**DESCRIPTION OF THE TASK**
Every line containing the word "spark" needs to be found and copied.
[begin STORED RECORDS]
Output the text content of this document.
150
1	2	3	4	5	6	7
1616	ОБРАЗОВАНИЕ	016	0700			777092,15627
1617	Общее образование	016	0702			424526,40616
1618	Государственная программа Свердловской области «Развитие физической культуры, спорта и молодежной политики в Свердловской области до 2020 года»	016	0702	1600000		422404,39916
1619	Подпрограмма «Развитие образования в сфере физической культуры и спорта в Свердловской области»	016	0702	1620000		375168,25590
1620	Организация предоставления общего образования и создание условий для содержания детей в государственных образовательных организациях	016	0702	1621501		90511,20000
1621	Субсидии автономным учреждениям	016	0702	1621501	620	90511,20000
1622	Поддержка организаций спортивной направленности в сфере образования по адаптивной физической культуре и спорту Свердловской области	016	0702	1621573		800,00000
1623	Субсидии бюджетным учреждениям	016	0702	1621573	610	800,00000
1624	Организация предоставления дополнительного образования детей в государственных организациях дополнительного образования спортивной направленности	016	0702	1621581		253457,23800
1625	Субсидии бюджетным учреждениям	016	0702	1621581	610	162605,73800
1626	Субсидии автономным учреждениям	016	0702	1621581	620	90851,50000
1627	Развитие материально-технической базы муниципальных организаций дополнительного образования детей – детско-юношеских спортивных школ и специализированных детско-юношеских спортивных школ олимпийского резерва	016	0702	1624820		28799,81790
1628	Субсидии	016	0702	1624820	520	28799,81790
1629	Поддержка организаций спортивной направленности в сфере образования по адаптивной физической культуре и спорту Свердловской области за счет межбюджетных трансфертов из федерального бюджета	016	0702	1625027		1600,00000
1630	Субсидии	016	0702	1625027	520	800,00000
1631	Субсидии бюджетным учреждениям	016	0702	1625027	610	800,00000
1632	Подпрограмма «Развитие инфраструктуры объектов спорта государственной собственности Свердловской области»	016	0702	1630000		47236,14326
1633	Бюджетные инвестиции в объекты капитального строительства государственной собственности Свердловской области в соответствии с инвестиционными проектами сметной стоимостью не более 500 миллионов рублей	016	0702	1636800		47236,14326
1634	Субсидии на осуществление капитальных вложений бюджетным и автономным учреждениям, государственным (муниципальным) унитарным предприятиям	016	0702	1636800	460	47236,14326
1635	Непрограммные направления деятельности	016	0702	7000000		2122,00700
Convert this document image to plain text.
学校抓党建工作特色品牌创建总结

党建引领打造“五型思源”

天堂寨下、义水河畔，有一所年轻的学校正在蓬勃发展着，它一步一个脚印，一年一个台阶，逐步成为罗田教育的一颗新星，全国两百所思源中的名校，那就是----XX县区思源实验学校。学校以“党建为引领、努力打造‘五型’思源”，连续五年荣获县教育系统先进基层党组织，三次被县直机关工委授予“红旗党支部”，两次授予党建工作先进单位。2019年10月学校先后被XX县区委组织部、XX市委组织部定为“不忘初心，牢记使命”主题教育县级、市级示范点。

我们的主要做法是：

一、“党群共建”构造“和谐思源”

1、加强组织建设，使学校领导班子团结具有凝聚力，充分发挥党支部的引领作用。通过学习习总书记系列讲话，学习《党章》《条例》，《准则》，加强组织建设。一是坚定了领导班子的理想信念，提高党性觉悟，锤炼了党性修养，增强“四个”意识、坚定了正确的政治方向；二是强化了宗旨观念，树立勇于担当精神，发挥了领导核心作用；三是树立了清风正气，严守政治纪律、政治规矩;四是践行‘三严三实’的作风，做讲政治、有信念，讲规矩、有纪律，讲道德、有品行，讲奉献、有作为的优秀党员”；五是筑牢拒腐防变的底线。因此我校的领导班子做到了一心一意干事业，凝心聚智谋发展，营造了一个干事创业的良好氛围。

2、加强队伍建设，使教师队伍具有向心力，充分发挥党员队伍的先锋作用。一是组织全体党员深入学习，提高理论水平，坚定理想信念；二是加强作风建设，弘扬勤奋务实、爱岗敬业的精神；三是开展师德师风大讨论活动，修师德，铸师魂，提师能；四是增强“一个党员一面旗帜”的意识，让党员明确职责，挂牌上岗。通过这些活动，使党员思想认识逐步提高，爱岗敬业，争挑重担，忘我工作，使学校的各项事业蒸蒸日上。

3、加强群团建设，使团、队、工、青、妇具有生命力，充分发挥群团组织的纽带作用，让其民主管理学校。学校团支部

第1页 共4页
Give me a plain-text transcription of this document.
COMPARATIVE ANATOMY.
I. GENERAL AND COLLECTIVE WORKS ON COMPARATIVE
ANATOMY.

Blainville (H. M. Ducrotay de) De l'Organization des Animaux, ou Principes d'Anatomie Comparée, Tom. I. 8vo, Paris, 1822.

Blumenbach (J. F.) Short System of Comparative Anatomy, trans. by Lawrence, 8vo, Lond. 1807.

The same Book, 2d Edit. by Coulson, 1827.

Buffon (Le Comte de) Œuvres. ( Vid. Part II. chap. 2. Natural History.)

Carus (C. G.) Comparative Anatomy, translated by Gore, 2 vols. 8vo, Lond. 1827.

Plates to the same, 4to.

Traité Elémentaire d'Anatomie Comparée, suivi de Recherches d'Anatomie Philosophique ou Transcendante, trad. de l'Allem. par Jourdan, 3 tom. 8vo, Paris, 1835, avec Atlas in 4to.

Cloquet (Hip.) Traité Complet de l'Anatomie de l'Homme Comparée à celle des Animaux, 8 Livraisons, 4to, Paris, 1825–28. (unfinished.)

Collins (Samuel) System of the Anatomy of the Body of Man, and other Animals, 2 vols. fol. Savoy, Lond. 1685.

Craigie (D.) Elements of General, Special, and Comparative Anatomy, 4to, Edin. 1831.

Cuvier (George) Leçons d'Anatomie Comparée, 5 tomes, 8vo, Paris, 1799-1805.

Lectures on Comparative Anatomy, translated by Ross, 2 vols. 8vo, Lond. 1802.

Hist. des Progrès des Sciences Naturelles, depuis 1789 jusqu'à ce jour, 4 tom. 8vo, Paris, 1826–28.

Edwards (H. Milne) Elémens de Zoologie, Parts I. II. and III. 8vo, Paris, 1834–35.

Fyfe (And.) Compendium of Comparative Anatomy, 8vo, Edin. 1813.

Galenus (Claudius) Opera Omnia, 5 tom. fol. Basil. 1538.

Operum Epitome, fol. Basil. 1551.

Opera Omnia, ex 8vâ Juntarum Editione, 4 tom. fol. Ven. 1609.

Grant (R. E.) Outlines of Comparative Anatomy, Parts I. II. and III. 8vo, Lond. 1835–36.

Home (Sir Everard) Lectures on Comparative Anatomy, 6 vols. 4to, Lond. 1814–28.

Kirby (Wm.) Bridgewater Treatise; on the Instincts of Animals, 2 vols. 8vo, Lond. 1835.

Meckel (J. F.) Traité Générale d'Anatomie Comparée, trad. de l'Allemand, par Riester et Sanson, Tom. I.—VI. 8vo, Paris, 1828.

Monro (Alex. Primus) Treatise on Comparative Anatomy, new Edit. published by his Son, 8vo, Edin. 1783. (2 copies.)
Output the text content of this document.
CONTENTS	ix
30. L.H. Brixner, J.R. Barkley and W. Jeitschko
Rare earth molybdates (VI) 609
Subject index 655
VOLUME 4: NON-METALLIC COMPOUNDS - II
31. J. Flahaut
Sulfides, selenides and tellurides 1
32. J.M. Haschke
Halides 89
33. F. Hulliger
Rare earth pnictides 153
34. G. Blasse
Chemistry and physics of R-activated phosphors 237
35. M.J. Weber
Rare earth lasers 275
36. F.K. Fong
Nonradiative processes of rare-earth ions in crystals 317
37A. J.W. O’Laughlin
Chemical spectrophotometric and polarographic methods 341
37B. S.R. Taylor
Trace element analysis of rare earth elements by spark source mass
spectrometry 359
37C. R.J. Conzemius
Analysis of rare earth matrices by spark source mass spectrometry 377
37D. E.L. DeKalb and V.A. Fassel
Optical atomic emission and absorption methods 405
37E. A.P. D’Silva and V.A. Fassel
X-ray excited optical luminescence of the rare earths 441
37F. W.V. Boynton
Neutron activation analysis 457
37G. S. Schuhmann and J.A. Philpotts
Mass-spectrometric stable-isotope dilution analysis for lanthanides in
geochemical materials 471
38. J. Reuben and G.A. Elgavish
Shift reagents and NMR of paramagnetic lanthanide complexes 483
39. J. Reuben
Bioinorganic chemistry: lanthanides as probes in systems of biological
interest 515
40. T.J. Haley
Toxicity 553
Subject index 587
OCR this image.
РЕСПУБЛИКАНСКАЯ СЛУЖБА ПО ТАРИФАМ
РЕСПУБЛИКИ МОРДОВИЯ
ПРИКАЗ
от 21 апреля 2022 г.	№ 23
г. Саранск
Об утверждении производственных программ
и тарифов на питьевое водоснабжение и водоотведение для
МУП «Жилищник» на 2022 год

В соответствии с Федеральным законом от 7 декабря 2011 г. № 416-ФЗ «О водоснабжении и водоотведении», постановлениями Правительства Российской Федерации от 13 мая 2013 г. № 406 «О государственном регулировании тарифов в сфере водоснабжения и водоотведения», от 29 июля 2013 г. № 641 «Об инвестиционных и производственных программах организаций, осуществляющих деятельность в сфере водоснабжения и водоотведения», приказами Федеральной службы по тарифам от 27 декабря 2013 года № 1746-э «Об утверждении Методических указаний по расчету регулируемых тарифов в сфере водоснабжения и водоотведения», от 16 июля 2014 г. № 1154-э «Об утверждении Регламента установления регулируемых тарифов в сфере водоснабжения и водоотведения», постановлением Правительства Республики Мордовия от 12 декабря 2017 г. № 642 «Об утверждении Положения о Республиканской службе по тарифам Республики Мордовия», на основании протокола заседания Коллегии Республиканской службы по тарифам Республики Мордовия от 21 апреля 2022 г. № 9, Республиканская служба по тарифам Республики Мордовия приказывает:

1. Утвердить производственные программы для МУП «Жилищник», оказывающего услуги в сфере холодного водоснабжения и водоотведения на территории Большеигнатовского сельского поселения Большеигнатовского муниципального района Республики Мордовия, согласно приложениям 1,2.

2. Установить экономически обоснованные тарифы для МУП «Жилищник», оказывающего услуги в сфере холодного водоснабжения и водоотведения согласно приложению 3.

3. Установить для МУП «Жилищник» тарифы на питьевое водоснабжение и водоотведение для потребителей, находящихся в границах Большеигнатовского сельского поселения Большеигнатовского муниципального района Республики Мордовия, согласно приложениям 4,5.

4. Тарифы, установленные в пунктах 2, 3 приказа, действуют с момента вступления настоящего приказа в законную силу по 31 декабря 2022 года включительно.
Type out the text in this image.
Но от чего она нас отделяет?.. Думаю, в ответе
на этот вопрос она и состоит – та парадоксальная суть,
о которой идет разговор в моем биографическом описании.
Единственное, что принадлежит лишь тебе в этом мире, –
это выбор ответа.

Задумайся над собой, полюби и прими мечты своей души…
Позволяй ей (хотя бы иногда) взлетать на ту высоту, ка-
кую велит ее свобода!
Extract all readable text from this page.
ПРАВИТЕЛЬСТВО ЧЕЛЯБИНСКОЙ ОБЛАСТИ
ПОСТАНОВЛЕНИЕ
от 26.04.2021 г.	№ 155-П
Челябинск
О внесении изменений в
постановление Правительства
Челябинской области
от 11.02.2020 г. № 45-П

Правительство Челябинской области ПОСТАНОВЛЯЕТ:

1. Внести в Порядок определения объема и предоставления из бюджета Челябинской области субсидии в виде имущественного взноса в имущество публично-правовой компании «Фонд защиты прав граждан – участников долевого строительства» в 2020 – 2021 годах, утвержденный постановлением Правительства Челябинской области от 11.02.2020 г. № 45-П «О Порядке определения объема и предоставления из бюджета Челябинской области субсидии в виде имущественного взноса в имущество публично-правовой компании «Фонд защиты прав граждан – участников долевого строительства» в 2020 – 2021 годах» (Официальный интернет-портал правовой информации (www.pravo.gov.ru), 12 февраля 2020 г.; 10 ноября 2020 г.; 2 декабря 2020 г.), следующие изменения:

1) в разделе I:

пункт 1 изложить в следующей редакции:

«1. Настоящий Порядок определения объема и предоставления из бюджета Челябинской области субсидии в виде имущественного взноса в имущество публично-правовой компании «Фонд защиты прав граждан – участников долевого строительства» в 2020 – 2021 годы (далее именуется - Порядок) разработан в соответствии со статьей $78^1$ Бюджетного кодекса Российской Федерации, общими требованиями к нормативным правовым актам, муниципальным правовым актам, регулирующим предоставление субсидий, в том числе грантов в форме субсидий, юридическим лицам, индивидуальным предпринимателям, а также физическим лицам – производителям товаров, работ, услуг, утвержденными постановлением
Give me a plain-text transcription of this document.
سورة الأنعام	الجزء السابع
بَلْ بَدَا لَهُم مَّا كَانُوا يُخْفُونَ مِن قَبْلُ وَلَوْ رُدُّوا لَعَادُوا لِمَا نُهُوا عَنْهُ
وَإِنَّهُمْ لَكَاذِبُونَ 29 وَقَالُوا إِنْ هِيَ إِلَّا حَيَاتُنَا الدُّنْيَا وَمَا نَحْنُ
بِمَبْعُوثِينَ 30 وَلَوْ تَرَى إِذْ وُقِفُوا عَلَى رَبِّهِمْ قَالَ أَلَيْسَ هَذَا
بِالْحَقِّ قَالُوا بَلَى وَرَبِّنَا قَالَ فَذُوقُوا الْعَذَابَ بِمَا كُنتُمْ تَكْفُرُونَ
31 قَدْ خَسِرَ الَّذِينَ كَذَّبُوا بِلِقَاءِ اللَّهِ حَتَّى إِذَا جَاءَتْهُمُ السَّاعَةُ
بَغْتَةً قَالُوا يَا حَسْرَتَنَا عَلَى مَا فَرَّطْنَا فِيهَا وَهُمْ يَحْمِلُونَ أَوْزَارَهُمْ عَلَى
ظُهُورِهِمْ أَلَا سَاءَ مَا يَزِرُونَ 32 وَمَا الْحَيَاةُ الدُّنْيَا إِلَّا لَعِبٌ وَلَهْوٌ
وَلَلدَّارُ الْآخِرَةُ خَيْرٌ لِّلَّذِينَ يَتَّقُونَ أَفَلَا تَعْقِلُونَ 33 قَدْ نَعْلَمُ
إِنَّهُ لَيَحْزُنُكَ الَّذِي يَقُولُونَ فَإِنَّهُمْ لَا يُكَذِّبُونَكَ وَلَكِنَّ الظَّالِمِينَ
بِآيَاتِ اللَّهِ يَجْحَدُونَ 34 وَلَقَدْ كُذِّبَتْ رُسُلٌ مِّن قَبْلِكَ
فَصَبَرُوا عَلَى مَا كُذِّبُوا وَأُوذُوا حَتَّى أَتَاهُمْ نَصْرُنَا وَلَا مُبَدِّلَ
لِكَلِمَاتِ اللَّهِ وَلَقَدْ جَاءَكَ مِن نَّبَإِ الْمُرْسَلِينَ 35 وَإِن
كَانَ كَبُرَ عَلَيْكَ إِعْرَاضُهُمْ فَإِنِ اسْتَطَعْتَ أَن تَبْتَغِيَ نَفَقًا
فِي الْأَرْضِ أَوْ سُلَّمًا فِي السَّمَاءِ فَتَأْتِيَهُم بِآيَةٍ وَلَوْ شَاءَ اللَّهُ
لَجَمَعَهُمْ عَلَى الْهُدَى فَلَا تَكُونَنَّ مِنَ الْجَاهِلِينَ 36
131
[end STORED RECORDS]
**FINAL RESULT**
Trace element analysis of rare earth elements by spark source mass
Analysis of rare earth matrices by spark source mass spectrometry 377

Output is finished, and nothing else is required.